_Source data_
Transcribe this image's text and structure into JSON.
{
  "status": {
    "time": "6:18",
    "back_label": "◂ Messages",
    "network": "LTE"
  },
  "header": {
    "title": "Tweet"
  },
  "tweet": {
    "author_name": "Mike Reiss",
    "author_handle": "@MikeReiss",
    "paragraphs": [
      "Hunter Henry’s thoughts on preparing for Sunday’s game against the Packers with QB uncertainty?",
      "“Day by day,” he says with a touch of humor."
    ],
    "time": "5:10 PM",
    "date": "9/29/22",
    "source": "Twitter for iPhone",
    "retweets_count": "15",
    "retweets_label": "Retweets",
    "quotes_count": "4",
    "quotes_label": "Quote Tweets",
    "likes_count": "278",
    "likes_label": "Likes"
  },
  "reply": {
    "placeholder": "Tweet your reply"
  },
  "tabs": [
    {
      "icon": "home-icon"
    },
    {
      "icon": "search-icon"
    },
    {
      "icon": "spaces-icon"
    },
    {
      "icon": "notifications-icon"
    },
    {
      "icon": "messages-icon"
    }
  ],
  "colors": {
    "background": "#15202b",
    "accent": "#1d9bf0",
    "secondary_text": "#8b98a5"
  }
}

_Directions_
Return every line holding the word "reply" from the records.

_Written response_
  "reply": {
    "placeholder": "Tweet your reply"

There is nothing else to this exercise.